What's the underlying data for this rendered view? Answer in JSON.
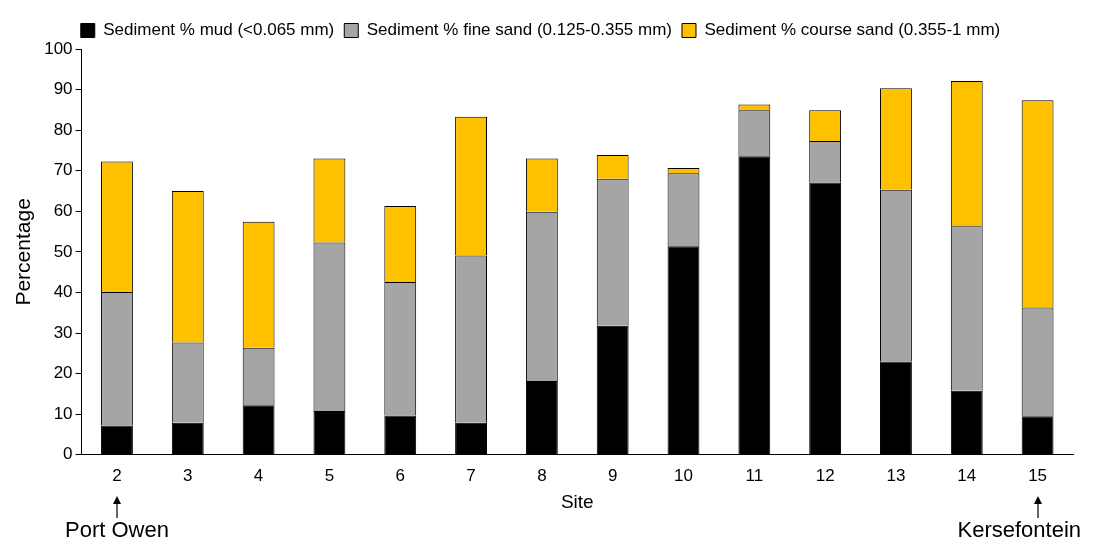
{
  "chart_data": {
    "type": "bar",
    "stacked": true,
    "xlabel": "Site",
    "ylabel": "Percentage",
    "categories": [
      "2",
      "3",
      "4",
      "5",
      "6",
      "7",
      "8",
      "9",
      "10",
      "11",
      "12",
      "13",
      "14",
      "15"
    ],
    "series": [
      {
        "name": "Sediment % mud (<0.065 mm)",
        "color": "#000000",
        "values": [
          7.2,
          7.9,
          12.2,
          10.8,
          9.7,
          7.9,
          18.2,
          31.8,
          51.4,
          73.6,
          67.1,
          23.0,
          15.8,
          9.5
        ]
      },
      {
        "name": "Sediment % fine sand (0.125-0.355 mm)",
        "color": "#a5a5a5",
        "values": [
          32.9,
          19.8,
          14.2,
          41.5,
          32.9,
          41.2,
          41.7,
          36.2,
          18.0,
          11.3,
          10.2,
          42.3,
          40.5,
          26.8
        ]
      },
      {
        "name": "Sediment % course sand (0.355-1 mm)",
        "color": "#ffc000",
        "values": [
          32.2,
          37.3,
          31.0,
          20.7,
          18.7,
          34.2,
          13.1,
          5.9,
          1.3,
          1.4,
          7.6,
          25.0,
          35.8,
          51.1
        ]
      }
    ],
    "ylim": [
      0,
      100
    ],
    "yticks": [
      0,
      10,
      20,
      30,
      40,
      50,
      60,
      70,
      80,
      90,
      100
    ],
    "grid": false,
    "legend": "top",
    "annotations": [
      "Port Owen",
      "Kersefontein"
    ]
  }
}
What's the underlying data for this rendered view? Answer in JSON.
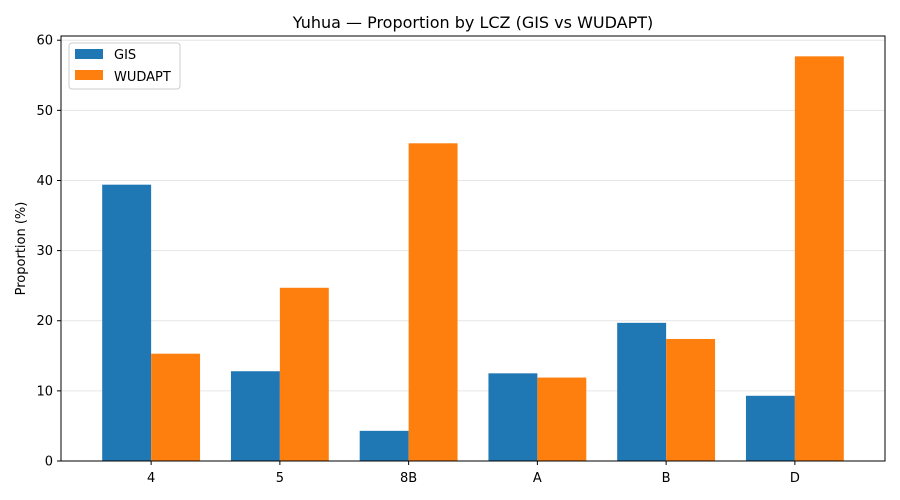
{
  "chart_data": {
    "type": "bar",
    "title": "Yuhua — Proportion by LCZ (GIS vs WUDAPT)",
    "xlabel": "",
    "ylabel": "Proportion (%)",
    "categories": [
      "4",
      "5",
      "8B",
      "A",
      "B",
      "D"
    ],
    "series": [
      {
        "name": "GIS",
        "color": "#1f77b4",
        "values": [
          39.4,
          12.8,
          4.3,
          12.5,
          19.7,
          9.3
        ]
      },
      {
        "name": "WUDAPT",
        "color": "#ff7f0e",
        "values": [
          15.3,
          24.7,
          45.3,
          11.9,
          17.4,
          57.7
        ]
      }
    ],
    "ylim": [
      0,
      60.6
    ],
    "yticks": [
      0,
      10,
      20,
      30,
      40,
      50,
      60
    ],
    "grid": "y",
    "legend": "top-left"
  }
}
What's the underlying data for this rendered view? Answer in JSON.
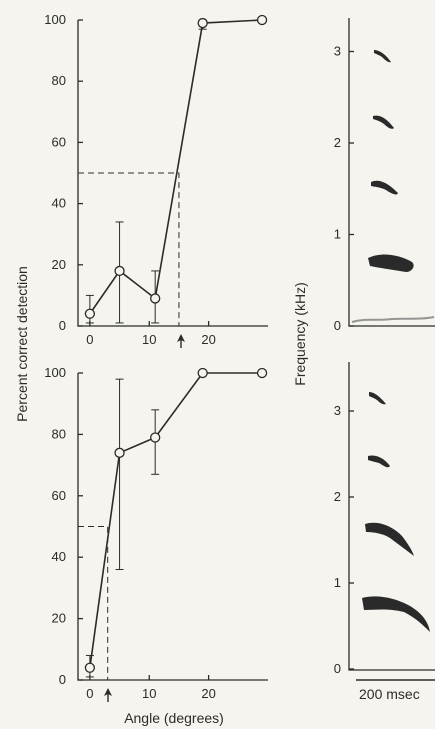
{
  "chart_data": [
    {
      "type": "line",
      "panel": "top",
      "ylabel": "Percent correct detection",
      "xlabel": "",
      "xlim": [
        -2,
        30
      ],
      "ylim": [
        0,
        100
      ],
      "xticks": [
        "0",
        "10",
        "20"
      ],
      "yticks": [
        "0",
        "20",
        "40",
        "60",
        "80",
        "100"
      ],
      "threshold_level": 50,
      "threshold_angle": 15,
      "series": [
        {
          "x": [
            0,
            5,
            11,
            19,
            29
          ],
          "y": [
            4,
            18,
            9,
            99,
            100
          ],
          "err_low": [
            1,
            1,
            1,
            97,
            100
          ],
          "err_high": [
            10,
            34,
            18,
            100,
            100
          ]
        }
      ]
    },
    {
      "type": "line",
      "panel": "bottom",
      "ylabel": "Percent correct detection",
      "xlabel": "Angle (degrees)",
      "xlim": [
        -2,
        30
      ],
      "ylim": [
        0,
        100
      ],
      "xticks": [
        "0",
        "10",
        "20"
      ],
      "yticks": [
        "0",
        "20",
        "40",
        "60",
        "80",
        "100"
      ],
      "threshold_level": 50,
      "threshold_angle": 3,
      "series": [
        {
          "x": [
            0,
            5,
            11,
            19,
            29
          ],
          "y": [
            4,
            74,
            79,
            100,
            100
          ],
          "err_low": [
            1,
            36,
            67,
            100,
            100
          ],
          "err_high": [
            8,
            98,
            88,
            100,
            100
          ]
        }
      ]
    }
  ],
  "spectrograms": {
    "ylabel": "Frequency (kHz)",
    "top_yticks": [
      "0",
      "1",
      "2",
      "3"
    ],
    "bottom_yticks": [
      "0",
      "1",
      "2",
      "3"
    ],
    "scale_label": "200 msec"
  }
}
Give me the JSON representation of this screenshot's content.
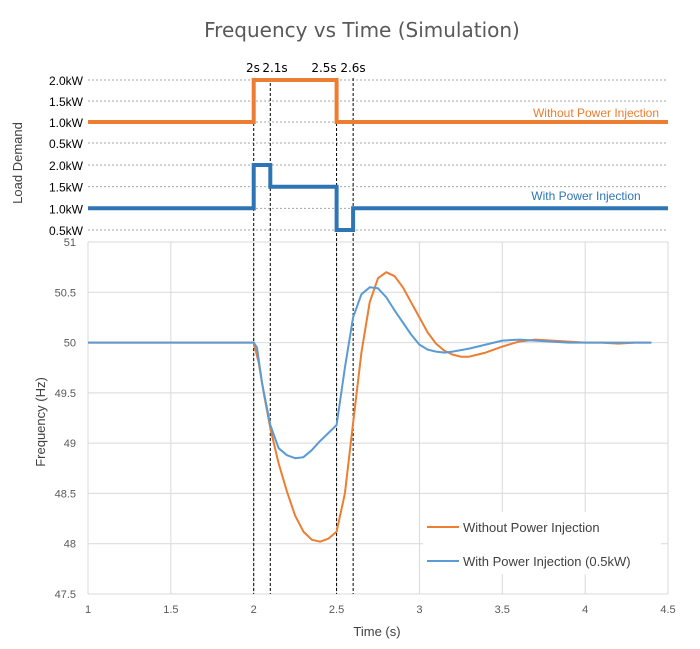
{
  "title": "Frequency vs Time (Simulation)",
  "colors": {
    "orange": "#ED7D31",
    "blue": "#2E75B6",
    "blue_light": "#5B9BD5",
    "grid": "#d9d9d9",
    "text": "#595959"
  },
  "load_panel": {
    "ylabel": "Load Demand",
    "event_labels": [
      "2s",
      "2.1s",
      "2.5s",
      "2.6s"
    ],
    "event_times": [
      2,
      2.1,
      2.5,
      2.6
    ],
    "without": {
      "label": "Without Power Injection",
      "ticks": [
        "2.0kW",
        "1.5kW",
        "1.0kW",
        "0.5kW"
      ],
      "x": [
        1,
        2,
        2,
        2.5,
        2.5,
        4.5
      ],
      "y": [
        1.0,
        1.0,
        2.0,
        2.0,
        1.0,
        1.0
      ]
    },
    "with": {
      "label": "With Power Injection",
      "ticks": [
        "2.0kW",
        "1.5kW",
        "1.0kW",
        "0.5kW"
      ],
      "x": [
        1,
        2,
        2,
        2.1,
        2.1,
        2.5,
        2.5,
        2.6,
        2.6,
        4.5
      ],
      "y": [
        1.0,
        1.0,
        2.0,
        2.0,
        1.5,
        1.5,
        0.5,
        0.5,
        1.0,
        1.0
      ]
    }
  },
  "chart_data": {
    "type": "line",
    "title": "Frequency vs Time (Simulation)",
    "xlabel": "Time (s)",
    "ylabel": "Frequency (Hz)",
    "xlim": [
      1,
      4.5
    ],
    "ylim": [
      47.5,
      51
    ],
    "xticks": [
      "1",
      "1.5",
      "2",
      "2.5",
      "3",
      "3.5",
      "4",
      "4.5"
    ],
    "yticks": [
      "47.5",
      "48",
      "48.5",
      "49",
      "49.5",
      "50",
      "50.5",
      "51"
    ],
    "grid": true,
    "legend": "bottom-right",
    "series": [
      {
        "name": "Without Power Injection",
        "color": "#ED7D31",
        "x": [
          1.0,
          2.0,
          2.03,
          2.06,
          2.1,
          2.15,
          2.2,
          2.25,
          2.3,
          2.35,
          2.4,
          2.45,
          2.5,
          2.55,
          2.6,
          2.65,
          2.7,
          2.75,
          2.8,
          2.85,
          2.9,
          2.95,
          3.0,
          3.05,
          3.1,
          3.15,
          3.2,
          3.25,
          3.3,
          3.35,
          3.4,
          3.5,
          3.6,
          3.7,
          3.8,
          3.9,
          4.0,
          4.1,
          4.2,
          4.3,
          4.4
        ],
        "y": [
          50.0,
          50.0,
          49.8,
          49.5,
          49.15,
          48.8,
          48.52,
          48.28,
          48.12,
          48.04,
          48.02,
          48.05,
          48.12,
          48.5,
          49.2,
          49.9,
          50.4,
          50.64,
          50.7,
          50.66,
          50.55,
          50.4,
          50.25,
          50.1,
          49.99,
          49.92,
          49.88,
          49.86,
          49.86,
          49.88,
          49.9,
          49.96,
          50.01,
          50.03,
          50.02,
          50.01,
          50.0,
          50.0,
          49.99,
          50.0,
          50.0
        ]
      },
      {
        "name": "With Power Injection (0.5kW)",
        "color": "#5B9BD5",
        "x": [
          1.0,
          2.0,
          2.02,
          2.05,
          2.1,
          2.15,
          2.2,
          2.25,
          2.3,
          2.35,
          2.4,
          2.45,
          2.5,
          2.55,
          2.6,
          2.65,
          2.7,
          2.75,
          2.8,
          2.85,
          2.9,
          2.95,
          3.0,
          3.05,
          3.1,
          3.15,
          3.2,
          3.3,
          3.4,
          3.5,
          3.6,
          3.7,
          3.8,
          3.9,
          4.0,
          4.1,
          4.2,
          4.3,
          4.4
        ],
        "y": [
          50.0,
          50.0,
          49.95,
          49.6,
          49.18,
          48.95,
          48.88,
          48.85,
          48.86,
          48.93,
          49.02,
          49.1,
          49.18,
          49.75,
          50.25,
          50.48,
          50.55,
          50.54,
          50.45,
          50.32,
          50.2,
          50.08,
          49.98,
          49.93,
          49.91,
          49.9,
          49.91,
          49.94,
          49.98,
          50.02,
          50.03,
          50.02,
          50.01,
          50.0,
          50.0,
          50.0,
          50.0,
          50.0,
          50.0
        ]
      }
    ]
  }
}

**Problem requirements:**
Give only the number of lines in the records that include the word "name".

**Correct response:**
7